Task goal – Write only the number of lines in the records beneath that hold "Adria".

--- Start Data supplied ---

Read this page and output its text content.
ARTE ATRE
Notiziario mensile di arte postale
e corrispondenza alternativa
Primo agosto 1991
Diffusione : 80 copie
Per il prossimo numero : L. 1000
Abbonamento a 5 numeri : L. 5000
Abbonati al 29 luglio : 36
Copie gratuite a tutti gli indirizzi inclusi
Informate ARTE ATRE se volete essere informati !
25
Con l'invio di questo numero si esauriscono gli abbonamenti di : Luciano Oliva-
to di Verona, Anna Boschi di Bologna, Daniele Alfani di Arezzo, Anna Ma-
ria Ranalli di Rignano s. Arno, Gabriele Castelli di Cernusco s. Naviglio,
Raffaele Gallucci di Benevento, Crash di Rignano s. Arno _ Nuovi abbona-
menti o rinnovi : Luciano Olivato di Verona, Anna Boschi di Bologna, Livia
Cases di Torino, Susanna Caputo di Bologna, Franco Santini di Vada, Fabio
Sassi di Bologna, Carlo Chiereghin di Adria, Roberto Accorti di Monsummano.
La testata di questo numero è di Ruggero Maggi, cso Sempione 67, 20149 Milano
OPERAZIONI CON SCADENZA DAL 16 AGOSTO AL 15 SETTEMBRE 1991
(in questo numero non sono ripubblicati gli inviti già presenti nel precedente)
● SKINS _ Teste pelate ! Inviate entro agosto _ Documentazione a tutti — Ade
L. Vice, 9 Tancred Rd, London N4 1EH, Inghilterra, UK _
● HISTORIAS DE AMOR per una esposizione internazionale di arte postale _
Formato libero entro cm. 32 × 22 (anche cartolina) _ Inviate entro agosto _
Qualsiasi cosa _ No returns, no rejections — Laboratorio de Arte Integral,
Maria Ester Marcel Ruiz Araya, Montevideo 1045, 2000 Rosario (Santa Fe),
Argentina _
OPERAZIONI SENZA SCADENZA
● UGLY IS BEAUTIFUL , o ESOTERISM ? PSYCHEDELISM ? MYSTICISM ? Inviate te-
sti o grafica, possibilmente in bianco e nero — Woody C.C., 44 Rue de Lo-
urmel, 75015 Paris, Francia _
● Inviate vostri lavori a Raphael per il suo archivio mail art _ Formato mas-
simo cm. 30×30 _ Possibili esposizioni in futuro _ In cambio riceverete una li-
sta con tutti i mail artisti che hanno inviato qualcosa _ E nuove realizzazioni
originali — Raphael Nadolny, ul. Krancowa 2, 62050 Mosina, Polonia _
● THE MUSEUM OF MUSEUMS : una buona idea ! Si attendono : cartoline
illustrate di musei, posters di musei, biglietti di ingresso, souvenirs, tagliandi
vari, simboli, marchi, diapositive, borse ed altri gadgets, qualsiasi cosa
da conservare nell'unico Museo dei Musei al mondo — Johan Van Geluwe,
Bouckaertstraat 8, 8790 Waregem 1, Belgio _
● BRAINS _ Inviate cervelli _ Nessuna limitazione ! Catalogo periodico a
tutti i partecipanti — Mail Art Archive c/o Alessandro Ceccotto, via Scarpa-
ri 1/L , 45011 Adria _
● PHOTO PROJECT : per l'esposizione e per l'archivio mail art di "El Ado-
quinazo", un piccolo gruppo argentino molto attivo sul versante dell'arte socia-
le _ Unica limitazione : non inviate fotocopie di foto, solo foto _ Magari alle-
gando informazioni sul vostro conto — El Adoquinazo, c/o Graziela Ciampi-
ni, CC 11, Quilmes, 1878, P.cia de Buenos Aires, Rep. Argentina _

--- End Data supplied ---

Output of the task – 2